EXTRACTED TEXT:
Start of Block

John Conway of Manhattan Beach was typical of the more than 100 fans who made their way to Pages over the two hours of Reilly’s book signing. A Manhattan Beach resident since 1974, he said he reads the letters to the editor of the Times on a near-daily basis. More than a decade ago he noticed that somebody named Charles Reilly, also of Manhattan Beach, seemed to have a letter printed on a monthly and sometimes weekly basis.
Conway felt a sense of pride and connectedness knowing someone from his little corner of sprawling LA was carving out a platform for his opinions in the hallowed pages of one of America’s preeminent newspapers. It helped that Conway found himself agreeing with 90 percent of the center-right opinions Reilly was dishing out in taking on the ever more liberal Times.
“He always seemed to be right on point, at least from my perspective,” Conway said. “Not too far in right field, not too far in left field. I really admired him from afar.”
So Conway was stunned several years ago when his wife Chris invited a long-time friend of hers, Ilene Pendleton, over to their house. She brought along her husband Reilly, whose name Conway recognized as soon as he was introduced. “I’ve been reading your letters for years,” he told Reilly. “I’m a big fan. I try not to miss any of them.”
But it turned out he had been missing a significant percentage. He had no idea Reilly had also been publishing letters in the Sunday Calendar section, as well as the week-day letters on the Op-Ed Page and the Saturday letters in the sports section.
Conway favors baseball metaphors. In Conway’s humble opinion, Reilly has yet to hit a grand slam, but came close recently with a letter in the sports section praising LaVar Ball for being a good father after the trade of his son Lonzo Ball from the LA Lakers to the New Orleans Pelicans. This was after a series of Reilly letters over the last several years slamming Ball for being a loud-mouthed braggart and attention hog who was making life more difficult than it had to be for his three hoops playing sons, Lonzo, LiAngelo and LaMelo.
Coincidentally, in his short talk, Reilly had mentioned that particular letter, noting that it unleashed a torrent of criticism from readers who felt he was suddenly being too easy on the senior Ball.
Reilly noted that while other letter writers sometimes responded to his letters, that was a practice he scrupulously avoided.

End of Block

QUESTIONS TO ANSWER:
1 – According to the article on Charles Reilly's letters to the Times, since what year has John Conway lived in Manhattan Beach?
2 – Please carry the article on Charles Reilly's letters further, starting after its last sentence.
The data after this point is separate material, not part of the article on Charles Reilly's letters.

MATERIAL SUPPLIED:
Start of Block

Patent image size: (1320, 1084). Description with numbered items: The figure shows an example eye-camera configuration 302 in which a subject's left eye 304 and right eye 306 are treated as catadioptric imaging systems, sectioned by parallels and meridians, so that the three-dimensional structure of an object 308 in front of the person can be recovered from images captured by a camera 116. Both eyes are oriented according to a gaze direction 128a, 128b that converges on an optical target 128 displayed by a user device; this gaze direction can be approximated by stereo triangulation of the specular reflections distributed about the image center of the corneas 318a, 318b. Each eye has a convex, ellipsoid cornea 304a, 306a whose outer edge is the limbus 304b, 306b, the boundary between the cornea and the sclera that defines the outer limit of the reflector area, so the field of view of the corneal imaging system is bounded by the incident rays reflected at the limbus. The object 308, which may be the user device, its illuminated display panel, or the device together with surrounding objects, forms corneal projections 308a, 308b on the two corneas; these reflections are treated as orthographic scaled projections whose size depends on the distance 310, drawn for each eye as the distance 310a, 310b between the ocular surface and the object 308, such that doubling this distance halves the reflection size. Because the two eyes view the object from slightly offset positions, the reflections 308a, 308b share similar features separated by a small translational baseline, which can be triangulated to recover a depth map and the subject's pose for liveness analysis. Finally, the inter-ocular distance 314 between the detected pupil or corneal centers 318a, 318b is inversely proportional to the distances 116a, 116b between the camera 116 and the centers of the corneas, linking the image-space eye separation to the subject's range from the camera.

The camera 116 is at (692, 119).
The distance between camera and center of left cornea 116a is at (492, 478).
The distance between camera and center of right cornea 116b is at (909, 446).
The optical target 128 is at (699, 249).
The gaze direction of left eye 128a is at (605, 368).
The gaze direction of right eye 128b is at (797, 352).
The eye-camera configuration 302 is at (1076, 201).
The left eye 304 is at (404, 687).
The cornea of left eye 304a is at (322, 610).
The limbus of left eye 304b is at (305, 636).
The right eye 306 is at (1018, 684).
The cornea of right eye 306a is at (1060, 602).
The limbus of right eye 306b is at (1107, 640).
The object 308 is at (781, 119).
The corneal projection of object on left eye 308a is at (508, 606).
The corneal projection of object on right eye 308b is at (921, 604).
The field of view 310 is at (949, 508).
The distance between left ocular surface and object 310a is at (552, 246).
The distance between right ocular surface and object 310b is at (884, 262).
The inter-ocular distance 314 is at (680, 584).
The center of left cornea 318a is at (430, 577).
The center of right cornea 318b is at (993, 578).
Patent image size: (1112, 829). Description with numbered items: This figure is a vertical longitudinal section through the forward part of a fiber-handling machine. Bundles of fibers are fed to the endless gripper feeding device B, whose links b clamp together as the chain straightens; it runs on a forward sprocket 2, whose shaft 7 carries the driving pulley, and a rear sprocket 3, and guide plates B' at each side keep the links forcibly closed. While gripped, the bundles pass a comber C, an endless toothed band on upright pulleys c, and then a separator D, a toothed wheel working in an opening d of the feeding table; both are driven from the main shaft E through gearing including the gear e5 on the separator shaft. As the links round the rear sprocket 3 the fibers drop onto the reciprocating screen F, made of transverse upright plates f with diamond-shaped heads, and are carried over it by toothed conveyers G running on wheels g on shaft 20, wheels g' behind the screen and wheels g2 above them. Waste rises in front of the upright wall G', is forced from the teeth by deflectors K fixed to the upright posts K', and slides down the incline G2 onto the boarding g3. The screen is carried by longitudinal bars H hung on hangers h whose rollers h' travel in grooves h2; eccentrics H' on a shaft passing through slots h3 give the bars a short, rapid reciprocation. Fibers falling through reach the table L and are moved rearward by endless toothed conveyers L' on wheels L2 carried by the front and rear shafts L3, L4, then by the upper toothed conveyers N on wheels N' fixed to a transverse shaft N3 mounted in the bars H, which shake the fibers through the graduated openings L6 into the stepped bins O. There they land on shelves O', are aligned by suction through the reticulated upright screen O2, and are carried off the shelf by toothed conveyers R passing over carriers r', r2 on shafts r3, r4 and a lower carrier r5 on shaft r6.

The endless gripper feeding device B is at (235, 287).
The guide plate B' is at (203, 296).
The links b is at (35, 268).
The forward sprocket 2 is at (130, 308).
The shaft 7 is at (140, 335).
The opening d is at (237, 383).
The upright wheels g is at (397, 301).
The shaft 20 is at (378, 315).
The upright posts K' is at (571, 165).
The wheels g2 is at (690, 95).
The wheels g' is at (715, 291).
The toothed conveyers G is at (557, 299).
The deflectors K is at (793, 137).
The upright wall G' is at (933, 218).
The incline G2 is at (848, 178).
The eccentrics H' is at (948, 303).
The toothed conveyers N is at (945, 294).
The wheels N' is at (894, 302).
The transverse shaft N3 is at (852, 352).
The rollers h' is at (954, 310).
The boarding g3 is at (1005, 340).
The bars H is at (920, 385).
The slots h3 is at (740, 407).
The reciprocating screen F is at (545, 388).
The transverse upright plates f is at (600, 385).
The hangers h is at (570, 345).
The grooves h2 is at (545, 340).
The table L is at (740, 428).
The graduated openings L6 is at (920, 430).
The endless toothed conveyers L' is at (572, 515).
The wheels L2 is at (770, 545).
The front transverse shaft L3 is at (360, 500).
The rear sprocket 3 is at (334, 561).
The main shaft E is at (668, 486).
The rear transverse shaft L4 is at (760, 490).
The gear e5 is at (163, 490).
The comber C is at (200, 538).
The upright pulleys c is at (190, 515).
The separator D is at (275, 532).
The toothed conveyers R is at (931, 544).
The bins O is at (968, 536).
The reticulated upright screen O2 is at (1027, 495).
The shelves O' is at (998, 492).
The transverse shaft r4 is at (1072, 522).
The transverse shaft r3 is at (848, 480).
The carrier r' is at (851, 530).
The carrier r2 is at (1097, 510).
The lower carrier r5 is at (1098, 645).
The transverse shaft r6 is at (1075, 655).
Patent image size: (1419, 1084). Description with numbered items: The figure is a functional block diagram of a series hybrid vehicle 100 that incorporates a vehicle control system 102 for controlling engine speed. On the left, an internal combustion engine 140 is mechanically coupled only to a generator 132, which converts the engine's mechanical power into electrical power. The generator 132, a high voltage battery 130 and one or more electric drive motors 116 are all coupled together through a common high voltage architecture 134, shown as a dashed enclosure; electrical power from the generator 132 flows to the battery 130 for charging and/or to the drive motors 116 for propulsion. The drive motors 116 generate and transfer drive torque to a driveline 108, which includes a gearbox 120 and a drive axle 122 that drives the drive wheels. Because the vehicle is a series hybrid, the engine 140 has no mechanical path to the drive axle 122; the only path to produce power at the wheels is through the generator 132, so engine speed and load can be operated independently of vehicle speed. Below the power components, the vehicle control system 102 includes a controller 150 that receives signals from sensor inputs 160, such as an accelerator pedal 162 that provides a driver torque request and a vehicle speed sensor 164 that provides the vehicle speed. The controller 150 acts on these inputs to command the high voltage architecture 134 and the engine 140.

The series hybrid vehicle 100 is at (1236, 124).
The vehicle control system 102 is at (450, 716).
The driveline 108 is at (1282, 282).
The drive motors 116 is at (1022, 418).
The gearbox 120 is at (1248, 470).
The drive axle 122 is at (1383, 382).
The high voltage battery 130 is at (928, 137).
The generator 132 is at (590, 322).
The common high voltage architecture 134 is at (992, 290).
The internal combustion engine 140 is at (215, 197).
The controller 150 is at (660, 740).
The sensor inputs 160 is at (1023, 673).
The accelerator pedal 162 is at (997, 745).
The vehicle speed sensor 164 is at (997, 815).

End of Block

RESULTS IN ORDER:
1 – Since 1974.

2 –
“My feeling is I have my opinion and you have yours,” he said. “If someone else writes a letter that I don’t like, I just let it go. I don’t respond.”
Reilly described the first letter he ever wrote to the Times, in 1999.
“The Times ran an editorial essentially blaming Pope Pius 12 for the Holocaust, and I couldn’t just let that go,” Reilly said. “My argument was that the people responsible for the Holocaust were Adolf Hitler, Henrich Himmler, Hermann Goering and all those wonderful people that ran Germany at the time.”
Reilly acquired a love of history from his mother Henriette and frequently refers to historical events to make his points in his letters.
He makes the point that America is a republic, not a true democracy, and Sunday he told the story of King Louis 16 of France to illustrate the distinction.
“King Louie 16 was found guilty of high treason against the French people in January 1793. When it was time for the penalty phase, 360 legislators voted for death by guillotine, and 360 voted for life – meaning exile or imprisonment,” he said. “There was one person left to cast a vote, who happened to be his own first cousin the Duke of Orleans. With a heavy heart, he said, it was his duty to vote for death. That was true democracy in action.”
His fellow Vietnam vet, Colonel Montano, served with Reilly in Vietnam and says he is exactly the same person he was nearly 50 years ago, offering strong opinions backed up facts and research.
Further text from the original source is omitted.